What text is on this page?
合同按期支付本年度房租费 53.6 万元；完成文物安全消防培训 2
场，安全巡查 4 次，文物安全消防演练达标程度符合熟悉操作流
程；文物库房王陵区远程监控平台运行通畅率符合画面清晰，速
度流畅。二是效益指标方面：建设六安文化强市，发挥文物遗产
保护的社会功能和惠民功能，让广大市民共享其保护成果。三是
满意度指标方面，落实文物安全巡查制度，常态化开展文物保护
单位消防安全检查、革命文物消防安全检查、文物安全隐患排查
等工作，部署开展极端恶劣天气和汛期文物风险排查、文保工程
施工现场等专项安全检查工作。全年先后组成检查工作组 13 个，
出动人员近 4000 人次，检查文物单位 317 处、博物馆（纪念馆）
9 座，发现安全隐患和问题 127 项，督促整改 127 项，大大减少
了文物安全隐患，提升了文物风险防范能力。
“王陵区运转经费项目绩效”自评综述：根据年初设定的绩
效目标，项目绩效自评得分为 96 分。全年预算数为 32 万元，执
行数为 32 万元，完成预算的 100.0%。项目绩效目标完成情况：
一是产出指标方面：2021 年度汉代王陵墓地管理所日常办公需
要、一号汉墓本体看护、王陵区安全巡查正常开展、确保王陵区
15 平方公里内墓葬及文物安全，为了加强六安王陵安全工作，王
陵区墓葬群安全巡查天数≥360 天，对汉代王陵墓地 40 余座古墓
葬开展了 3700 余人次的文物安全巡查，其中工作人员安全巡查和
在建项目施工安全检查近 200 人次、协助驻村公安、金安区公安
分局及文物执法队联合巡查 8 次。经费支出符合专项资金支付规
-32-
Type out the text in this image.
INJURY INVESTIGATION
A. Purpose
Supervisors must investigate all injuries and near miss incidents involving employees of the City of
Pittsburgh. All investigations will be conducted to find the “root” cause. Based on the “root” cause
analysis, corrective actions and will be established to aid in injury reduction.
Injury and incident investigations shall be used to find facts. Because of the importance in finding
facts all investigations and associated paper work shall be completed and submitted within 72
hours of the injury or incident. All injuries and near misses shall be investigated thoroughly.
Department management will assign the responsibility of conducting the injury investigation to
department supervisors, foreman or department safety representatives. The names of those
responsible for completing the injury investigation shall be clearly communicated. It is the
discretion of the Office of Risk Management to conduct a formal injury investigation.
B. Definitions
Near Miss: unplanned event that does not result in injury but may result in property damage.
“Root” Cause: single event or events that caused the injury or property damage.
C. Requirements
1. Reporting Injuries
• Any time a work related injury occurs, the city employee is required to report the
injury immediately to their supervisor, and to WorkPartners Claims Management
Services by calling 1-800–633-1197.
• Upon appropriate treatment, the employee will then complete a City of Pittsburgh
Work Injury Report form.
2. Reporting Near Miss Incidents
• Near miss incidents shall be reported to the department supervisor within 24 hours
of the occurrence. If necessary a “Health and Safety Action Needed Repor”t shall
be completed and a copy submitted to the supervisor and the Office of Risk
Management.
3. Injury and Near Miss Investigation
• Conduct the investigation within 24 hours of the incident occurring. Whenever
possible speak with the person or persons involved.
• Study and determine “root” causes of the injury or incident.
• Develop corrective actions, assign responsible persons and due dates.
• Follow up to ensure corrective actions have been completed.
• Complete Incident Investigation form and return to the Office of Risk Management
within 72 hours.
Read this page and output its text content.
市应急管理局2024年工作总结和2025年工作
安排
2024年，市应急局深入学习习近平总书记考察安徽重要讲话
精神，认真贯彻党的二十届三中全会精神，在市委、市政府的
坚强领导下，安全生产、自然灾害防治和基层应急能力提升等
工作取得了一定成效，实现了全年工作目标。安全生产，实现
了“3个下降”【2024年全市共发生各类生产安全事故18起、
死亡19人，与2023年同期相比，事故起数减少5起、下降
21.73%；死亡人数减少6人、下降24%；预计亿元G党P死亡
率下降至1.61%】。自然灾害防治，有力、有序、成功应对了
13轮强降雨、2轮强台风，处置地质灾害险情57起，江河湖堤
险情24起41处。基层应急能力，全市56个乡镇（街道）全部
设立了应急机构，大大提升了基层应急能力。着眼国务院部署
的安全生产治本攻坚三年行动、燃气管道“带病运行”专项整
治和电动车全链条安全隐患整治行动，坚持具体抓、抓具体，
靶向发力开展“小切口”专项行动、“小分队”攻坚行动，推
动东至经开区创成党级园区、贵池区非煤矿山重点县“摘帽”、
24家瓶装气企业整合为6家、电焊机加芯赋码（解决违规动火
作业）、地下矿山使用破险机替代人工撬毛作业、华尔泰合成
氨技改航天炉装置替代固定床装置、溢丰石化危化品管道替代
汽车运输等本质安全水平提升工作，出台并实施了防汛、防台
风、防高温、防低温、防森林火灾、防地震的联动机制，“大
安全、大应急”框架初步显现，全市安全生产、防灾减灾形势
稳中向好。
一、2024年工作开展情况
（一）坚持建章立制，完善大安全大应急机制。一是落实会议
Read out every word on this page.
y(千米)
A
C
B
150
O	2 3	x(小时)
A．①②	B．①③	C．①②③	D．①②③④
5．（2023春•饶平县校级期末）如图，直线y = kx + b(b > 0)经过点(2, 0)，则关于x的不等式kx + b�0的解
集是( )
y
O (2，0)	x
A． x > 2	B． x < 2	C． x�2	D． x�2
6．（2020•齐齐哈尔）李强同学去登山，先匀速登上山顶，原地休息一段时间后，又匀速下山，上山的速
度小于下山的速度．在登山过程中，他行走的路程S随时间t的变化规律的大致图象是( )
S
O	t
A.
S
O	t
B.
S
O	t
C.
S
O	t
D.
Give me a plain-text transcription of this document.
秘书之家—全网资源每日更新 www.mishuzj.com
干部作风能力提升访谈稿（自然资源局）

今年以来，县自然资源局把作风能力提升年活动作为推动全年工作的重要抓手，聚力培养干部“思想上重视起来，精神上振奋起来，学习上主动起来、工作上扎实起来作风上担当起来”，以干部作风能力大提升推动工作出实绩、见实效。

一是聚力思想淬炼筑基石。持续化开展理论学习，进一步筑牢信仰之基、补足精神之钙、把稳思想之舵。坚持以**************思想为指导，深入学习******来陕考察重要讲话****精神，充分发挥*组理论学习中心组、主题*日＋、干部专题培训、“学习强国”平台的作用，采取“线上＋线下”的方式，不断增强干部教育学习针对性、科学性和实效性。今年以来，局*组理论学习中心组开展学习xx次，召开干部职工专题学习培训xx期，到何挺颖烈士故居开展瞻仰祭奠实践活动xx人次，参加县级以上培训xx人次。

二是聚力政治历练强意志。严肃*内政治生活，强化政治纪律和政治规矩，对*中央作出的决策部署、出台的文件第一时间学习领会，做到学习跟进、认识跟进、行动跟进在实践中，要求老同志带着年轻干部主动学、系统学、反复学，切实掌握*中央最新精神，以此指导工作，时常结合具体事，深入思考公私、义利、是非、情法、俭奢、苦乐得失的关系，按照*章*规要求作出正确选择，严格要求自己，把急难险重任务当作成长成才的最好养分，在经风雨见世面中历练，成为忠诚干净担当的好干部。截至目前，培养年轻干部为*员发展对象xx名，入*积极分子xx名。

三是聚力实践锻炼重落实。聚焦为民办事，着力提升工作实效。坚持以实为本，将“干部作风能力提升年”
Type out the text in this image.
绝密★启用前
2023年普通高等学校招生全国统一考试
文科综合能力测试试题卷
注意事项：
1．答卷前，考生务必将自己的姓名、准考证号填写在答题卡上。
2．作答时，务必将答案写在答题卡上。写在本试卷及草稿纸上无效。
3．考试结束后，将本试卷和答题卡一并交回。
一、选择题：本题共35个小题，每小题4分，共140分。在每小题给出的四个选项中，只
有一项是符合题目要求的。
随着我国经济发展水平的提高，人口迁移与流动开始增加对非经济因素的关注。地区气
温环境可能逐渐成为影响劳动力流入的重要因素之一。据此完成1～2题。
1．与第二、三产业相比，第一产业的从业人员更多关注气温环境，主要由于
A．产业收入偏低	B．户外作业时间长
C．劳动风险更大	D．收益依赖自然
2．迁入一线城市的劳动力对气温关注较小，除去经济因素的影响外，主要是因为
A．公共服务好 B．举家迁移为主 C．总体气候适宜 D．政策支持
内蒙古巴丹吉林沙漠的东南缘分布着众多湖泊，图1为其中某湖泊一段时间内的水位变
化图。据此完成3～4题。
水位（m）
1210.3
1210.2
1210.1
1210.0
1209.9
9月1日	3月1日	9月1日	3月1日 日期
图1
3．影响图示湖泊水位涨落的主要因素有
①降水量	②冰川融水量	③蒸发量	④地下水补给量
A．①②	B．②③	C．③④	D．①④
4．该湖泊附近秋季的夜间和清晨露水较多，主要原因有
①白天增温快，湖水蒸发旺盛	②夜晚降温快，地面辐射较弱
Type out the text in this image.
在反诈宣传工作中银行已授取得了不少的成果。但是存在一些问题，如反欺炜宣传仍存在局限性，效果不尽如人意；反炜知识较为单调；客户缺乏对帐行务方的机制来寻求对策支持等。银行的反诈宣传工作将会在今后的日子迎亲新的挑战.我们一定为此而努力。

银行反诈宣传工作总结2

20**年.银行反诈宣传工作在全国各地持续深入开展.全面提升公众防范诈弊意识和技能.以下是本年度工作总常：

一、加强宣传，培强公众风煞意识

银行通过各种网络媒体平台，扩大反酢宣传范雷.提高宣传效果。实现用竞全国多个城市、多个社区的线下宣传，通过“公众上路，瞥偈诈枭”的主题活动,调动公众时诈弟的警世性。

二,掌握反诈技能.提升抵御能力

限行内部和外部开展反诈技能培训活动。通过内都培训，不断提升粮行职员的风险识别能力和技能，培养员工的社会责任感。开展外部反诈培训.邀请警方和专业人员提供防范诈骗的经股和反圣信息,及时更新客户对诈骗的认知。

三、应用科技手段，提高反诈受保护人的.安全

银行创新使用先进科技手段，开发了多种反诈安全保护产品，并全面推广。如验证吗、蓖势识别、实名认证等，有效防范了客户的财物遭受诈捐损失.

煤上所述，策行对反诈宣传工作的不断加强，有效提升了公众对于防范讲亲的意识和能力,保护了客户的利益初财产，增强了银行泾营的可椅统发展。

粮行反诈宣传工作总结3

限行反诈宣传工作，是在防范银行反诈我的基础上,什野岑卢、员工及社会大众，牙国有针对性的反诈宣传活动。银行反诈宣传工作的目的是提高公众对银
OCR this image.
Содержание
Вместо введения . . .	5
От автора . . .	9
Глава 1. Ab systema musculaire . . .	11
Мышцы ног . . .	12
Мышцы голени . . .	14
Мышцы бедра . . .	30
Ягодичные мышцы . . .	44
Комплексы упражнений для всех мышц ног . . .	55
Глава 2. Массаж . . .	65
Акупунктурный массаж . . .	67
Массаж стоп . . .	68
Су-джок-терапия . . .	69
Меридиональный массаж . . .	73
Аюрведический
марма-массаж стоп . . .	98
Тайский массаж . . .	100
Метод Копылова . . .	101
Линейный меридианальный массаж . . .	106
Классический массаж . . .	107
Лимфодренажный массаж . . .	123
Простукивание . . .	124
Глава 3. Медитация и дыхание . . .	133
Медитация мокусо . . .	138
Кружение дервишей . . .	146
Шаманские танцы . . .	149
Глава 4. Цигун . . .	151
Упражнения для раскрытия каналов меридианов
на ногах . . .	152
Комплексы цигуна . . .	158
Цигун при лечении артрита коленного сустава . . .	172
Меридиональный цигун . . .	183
————
▶ Problem description: Count every line in the data where the string "Меридиональный" occurs. Give nothing except the number.

▶ Solution to this exercise: 2